**Exercise details:** From the entries below, gather every line containing the string "MANAGING".

=== Task input ===

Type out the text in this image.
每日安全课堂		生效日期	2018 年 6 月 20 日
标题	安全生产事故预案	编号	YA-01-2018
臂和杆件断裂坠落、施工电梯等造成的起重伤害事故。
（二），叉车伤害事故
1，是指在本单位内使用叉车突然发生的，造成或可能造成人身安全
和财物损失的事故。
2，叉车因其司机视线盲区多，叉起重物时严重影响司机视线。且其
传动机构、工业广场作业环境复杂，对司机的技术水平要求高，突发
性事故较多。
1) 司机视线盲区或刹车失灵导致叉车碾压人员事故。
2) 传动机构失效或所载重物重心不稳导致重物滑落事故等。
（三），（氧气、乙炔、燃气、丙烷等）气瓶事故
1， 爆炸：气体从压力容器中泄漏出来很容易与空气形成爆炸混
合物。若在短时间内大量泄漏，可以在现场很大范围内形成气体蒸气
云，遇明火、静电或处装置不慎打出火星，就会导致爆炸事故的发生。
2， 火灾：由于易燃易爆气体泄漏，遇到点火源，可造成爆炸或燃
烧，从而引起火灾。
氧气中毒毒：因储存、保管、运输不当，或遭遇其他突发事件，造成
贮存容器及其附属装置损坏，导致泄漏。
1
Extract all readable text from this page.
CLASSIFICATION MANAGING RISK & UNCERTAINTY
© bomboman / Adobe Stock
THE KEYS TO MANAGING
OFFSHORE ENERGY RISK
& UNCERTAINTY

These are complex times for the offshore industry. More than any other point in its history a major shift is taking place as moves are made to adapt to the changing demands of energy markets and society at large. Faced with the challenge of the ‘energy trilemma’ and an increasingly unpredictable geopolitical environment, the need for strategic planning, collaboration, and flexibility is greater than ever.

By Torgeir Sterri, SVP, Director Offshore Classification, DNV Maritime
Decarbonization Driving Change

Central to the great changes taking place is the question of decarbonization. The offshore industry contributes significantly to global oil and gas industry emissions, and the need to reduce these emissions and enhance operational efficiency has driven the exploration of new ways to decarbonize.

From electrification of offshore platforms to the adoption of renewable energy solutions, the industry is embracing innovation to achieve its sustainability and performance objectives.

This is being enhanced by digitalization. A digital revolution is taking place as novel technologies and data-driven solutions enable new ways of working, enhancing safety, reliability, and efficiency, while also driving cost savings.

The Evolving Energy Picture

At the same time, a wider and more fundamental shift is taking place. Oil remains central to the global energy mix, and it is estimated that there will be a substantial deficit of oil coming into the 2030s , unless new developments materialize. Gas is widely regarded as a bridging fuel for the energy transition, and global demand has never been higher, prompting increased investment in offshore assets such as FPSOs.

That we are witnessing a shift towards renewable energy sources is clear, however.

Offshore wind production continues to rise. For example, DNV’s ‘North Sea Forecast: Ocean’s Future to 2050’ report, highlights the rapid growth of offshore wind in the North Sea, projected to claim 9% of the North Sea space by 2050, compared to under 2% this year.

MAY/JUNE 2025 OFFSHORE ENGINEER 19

===

**Complete output:**
CLASSIFICATION MANAGING RISK & UNCERTAINTY
THE KEYS TO MANAGING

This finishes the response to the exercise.